▶ _Exercise brief_
Write the next part of the Polaris internationalization page, picking up after its final sentence rather than drawing on the listing.

▶ _Given passage_

[Start of Attachment]

Internationalization

Polaris currently supports English, Portuguese and Indonesian. Note that this feature depends on the GNU gettext library. This page assumes you understand how translations work in Django.

If you’d like to add support for another language, make a pull request to Polaris with the necessary translation files. If Polaris supports the language you wish to provide, make sure the text content rendered from your app supports translation to that language.

To enable this support, add the following to your settings.py:

from django.utils.translation import gettext_lazy as _

USE_I18N = True
USE_L10N = True
USE_THOUSAND_SEPARATOR = True
LANGUAGES = [("en", _("English")), ("pt", _("Portuguese")), ("id", _("Bahasa Indonesia"))]

Note that adding the LANGUAGE setting is required. Without this, Django assumes your application supports every language Django itself supports.

[End of Attachment]

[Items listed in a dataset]
[Start of Attachment]

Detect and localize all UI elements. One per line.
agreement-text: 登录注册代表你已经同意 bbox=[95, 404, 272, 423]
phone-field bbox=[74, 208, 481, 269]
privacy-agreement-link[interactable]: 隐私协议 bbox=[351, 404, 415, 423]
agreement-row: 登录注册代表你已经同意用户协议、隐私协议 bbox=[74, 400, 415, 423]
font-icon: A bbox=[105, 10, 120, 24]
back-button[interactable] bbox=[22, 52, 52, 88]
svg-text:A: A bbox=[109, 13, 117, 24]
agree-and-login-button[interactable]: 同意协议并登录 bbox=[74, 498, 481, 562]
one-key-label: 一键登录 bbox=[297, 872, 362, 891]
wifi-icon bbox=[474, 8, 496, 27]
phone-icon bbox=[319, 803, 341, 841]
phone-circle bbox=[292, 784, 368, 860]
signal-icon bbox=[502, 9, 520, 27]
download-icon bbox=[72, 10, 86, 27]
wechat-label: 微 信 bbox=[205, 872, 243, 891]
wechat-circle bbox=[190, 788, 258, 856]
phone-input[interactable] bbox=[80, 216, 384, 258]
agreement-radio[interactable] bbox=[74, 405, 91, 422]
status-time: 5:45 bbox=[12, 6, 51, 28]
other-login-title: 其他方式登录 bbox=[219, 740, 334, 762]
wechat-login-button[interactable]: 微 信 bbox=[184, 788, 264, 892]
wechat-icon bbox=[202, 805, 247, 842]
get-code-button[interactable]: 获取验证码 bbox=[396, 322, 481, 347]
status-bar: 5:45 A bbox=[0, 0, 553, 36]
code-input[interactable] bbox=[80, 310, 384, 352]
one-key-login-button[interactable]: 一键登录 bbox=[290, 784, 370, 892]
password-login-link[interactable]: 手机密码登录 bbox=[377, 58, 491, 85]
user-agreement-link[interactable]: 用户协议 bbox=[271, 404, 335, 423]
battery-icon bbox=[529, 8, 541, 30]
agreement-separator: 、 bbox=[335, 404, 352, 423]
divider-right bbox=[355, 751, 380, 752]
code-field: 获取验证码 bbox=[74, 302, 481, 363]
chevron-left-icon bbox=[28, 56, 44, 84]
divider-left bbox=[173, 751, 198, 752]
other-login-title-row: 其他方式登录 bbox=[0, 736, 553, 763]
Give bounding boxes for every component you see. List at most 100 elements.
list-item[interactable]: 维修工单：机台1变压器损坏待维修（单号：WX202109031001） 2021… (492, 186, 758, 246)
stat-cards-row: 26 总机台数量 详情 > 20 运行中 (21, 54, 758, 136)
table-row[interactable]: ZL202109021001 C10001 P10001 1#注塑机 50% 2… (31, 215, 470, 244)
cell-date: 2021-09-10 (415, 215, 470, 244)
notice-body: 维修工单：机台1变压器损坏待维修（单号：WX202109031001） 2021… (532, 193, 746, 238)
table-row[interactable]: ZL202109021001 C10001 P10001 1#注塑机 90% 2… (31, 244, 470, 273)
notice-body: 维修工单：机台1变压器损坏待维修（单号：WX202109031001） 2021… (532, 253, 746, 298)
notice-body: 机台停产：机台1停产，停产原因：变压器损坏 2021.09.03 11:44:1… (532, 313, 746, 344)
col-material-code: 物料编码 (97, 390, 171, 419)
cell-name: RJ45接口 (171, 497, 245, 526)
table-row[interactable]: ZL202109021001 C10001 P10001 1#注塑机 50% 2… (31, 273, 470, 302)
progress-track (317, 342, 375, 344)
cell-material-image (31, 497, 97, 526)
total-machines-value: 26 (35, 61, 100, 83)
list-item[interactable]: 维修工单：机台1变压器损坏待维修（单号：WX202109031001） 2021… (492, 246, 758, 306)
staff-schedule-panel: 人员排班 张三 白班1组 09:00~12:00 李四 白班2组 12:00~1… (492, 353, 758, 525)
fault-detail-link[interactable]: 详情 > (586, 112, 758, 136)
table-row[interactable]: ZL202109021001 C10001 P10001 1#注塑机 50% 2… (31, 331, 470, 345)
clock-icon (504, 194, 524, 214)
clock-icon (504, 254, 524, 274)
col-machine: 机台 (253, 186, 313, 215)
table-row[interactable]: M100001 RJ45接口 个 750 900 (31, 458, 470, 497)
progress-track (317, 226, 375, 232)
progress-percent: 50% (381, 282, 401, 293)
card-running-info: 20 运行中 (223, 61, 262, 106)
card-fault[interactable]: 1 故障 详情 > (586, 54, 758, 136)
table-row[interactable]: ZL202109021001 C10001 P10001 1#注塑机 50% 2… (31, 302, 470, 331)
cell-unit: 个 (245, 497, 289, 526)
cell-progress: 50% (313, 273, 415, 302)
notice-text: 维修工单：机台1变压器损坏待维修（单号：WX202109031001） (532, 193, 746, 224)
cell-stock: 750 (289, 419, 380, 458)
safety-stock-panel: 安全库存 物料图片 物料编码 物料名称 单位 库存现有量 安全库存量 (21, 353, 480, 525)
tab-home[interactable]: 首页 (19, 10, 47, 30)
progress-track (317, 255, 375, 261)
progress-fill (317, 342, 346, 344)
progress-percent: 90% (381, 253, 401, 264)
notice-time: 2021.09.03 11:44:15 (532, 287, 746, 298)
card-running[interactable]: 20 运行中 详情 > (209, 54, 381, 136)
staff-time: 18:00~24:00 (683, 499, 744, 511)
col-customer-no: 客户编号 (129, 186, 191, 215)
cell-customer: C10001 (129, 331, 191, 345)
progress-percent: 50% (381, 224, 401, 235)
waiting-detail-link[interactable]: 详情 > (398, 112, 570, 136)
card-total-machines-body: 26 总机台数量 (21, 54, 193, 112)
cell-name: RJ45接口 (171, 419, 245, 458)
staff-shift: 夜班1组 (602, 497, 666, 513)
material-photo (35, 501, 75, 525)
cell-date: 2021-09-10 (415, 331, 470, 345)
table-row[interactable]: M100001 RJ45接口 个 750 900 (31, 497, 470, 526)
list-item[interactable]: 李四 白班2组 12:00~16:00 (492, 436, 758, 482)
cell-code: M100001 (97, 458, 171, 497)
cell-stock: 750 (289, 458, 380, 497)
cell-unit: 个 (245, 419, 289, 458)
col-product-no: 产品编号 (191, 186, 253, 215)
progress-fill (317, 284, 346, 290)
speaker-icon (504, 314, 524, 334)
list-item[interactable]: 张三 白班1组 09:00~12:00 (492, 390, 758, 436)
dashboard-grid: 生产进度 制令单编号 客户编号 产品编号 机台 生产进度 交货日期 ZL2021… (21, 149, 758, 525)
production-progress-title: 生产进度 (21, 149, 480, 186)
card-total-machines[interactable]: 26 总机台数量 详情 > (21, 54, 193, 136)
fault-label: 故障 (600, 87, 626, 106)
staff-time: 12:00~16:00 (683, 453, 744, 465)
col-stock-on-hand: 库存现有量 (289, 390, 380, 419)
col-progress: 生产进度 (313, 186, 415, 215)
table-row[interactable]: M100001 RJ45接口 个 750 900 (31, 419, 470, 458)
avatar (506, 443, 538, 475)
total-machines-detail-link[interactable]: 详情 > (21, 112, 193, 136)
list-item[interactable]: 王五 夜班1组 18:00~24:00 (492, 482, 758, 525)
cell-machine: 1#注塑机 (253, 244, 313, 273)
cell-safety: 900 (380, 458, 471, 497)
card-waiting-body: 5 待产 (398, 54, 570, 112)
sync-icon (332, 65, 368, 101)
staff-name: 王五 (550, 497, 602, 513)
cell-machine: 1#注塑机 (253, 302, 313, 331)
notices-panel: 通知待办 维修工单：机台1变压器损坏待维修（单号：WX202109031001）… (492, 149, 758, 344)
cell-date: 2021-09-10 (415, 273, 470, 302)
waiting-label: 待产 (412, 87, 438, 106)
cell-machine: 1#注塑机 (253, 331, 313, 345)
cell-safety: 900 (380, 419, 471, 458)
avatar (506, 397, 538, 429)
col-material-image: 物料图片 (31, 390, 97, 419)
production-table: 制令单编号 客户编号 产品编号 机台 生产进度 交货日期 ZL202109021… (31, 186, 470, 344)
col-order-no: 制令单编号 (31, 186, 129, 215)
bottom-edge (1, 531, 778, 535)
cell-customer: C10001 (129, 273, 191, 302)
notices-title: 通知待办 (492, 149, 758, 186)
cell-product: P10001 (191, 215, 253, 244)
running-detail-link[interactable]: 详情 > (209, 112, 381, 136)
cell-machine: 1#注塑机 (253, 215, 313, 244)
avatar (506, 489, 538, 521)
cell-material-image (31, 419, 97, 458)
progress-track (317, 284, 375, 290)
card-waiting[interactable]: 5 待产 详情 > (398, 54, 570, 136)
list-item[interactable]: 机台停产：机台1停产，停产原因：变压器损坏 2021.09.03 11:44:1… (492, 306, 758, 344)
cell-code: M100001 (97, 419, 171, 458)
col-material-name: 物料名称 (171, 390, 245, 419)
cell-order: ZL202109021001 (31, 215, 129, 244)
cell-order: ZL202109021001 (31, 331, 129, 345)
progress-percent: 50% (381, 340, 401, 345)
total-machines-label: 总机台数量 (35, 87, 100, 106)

[End of Attachment]

▶ _Exercise response_
You must also add django.middleware.locale.LocaleMiddleware to your settings.MIDDLEWARE after SessionMiddleware:

MIDDLEWARE = [
    ...,
    'polaris.middleware.PolarisSameSiteMiddleware',
    'django.contrib.sessions.middleware.SessionMiddleware',
    'django.middleware.locale.LocaleMiddleware',
    'corsheaders.middleware.CorsMiddleware',
    ...
]

Once your project is configured to support translations, compile the translation files:

python manage.py compilemessages

Finally, configure your browser to use the targeted language. You should then see the translated text.